(THE DATA)
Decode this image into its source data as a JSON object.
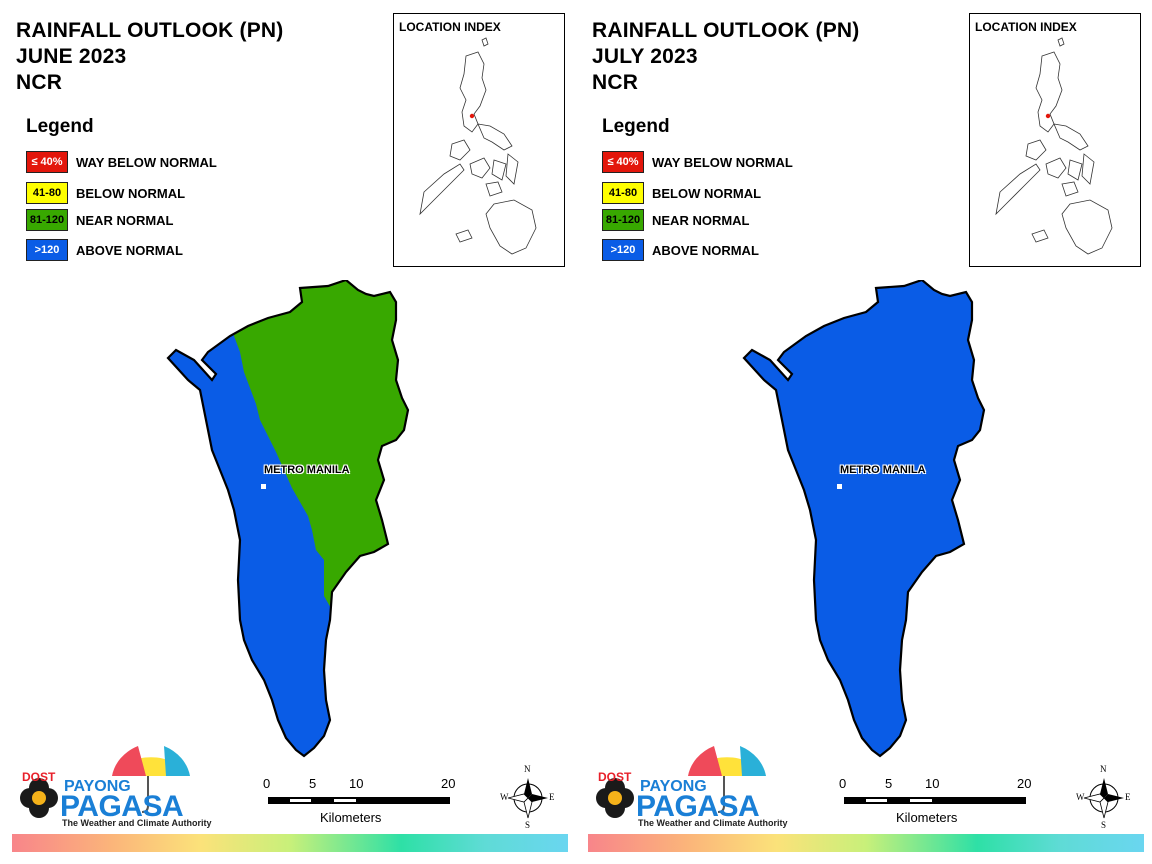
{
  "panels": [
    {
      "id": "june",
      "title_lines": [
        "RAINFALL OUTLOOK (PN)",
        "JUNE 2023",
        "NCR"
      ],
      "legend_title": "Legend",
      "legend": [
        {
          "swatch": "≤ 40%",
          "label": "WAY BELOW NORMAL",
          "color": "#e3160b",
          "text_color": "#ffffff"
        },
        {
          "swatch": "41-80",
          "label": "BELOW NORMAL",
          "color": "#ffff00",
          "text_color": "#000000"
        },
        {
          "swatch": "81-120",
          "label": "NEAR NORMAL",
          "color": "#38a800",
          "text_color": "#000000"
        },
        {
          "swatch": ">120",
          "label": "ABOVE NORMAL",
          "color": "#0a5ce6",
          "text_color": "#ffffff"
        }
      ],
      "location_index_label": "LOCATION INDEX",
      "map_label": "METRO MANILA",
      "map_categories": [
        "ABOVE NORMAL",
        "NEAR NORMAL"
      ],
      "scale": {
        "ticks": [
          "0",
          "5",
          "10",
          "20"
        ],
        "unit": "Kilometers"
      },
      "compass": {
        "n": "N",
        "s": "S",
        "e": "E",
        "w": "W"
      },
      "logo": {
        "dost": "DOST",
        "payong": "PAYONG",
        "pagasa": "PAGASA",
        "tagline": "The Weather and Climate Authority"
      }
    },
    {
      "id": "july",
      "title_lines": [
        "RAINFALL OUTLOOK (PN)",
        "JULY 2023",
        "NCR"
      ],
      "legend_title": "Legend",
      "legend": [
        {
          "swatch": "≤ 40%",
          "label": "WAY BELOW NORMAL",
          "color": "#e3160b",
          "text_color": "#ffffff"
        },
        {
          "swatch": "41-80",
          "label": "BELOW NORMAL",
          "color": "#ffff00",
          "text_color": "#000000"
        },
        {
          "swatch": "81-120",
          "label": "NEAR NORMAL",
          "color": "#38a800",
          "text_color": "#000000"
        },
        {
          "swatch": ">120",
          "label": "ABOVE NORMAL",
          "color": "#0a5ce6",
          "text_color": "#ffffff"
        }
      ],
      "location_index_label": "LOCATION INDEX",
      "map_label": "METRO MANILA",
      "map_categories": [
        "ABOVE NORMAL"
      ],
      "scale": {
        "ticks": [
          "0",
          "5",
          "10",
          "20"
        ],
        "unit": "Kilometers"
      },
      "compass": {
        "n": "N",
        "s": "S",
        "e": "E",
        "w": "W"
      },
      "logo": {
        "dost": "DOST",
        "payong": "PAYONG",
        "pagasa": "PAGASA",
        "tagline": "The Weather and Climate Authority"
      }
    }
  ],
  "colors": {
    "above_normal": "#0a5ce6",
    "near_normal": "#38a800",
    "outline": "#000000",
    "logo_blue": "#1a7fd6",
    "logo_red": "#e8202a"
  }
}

(EXERCISE AIM) Go through the listing above and quote it exactly, apart from its images.

(ANSWER FOR THE TASK)
Decode this image into its source data as a JSON object.
{
  "panels": [
    {
      "id": "june",
      "title_lines": [
        "RAINFALL OUTLOOK (PN)",
        "JUNE 2023",
        "NCR"
      ],
      "legend_title": "Legend",
      "legend": [
        {
          "swatch": "≤ 40%",
          "label": "WAY BELOW NORMAL",
          "color": "#e3160b",
          "text_color": "#ffffff"
        },
        {
          "swatch": "41-80",
          "label": "BELOW NORMAL",
          "color": "#ffff00",
          "text_color": "#000000"
        },
        {
          "swatch": "81-120",
          "label": "NEAR NORMAL",
          "color": "#38a800",
          "text_color": "#000000"
        },
        {
          "swatch": ">120",
          "label": "ABOVE NORMAL",
          "color": "#0a5ce6",
          "text_color": "#ffffff"
        }
      ],
      "location_index_label": "LOCATION INDEX",
      "map_label": "METRO MANILA",
      "map_categories": [
        "ABOVE NORMAL",
        "NEAR NORMAL"
      ],
      "scale": {
        "ticks": [
          "0",
          "5",
          "10",
          "20"
        ],
        "unit": "Kilometers"
      },
      "compass": {
        "n": "N",
        "s": "S",
        "e": "E",
        "w": "W"
      },
      "logo": {
        "dost": "DOST",
        "payong": "PAYONG",
        "pagasa": "PAGASA",
        "tagline": "The Weather and Climate Authority"
      }
    },
    {
      "id": "july",
      "title_lines": [
        "RAINFALL OUTLOOK (PN)",
        "JULY 2023",
        "NCR"
      ],
      "legend_title": "Legend",
      "legend": [
        {
          "swatch": "≤ 40%",
          "label": "WAY BELOW NORMAL",
          "color": "#e3160b",
          "text_color": "#ffffff"
        },
        {
          "swatch": "41-80",
          "label": "BELOW NORMAL",
          "color": "#ffff00",
          "text_color": "#000000"
        },
        {
          "swatch": "81-120",
          "label": "NEAR NORMAL",
          "color": "#38a800",
          "text_color": "#000000"
        },
        {
          "swatch": ">120",
          "label": "ABOVE NORMAL",
          "color": "#0a5ce6",
          "text_color": "#ffffff"
        }
      ],
      "location_index_label": "LOCATION INDEX",
      "map_label": "METRO MANILA",
      "map_categories": [
        "ABOVE NORMAL"
      ],
      "scale": {
        "ticks": [
          "0",
          "5",
          "10",
          "20"
        ],
        "unit": "Kilometers"
      },
      "compass": {
        "n": "N",
        "s": "S",
        "e": "E",
        "w": "W"
      },
      "logo": {
        "dost": "DOST",
        "payong": "PAYONG",
        "pagasa": "PAGASA",
        "tagline": "The Weather and Climate Authority"
      }
    }
  ],
  "colors": {
    "above_normal": "#0a5ce6",
    "near_normal": "#38a800",
    "outline": "#000000",
    "logo_blue": "#1a7fd6",
    "logo_red": "#e8202a"
  }
}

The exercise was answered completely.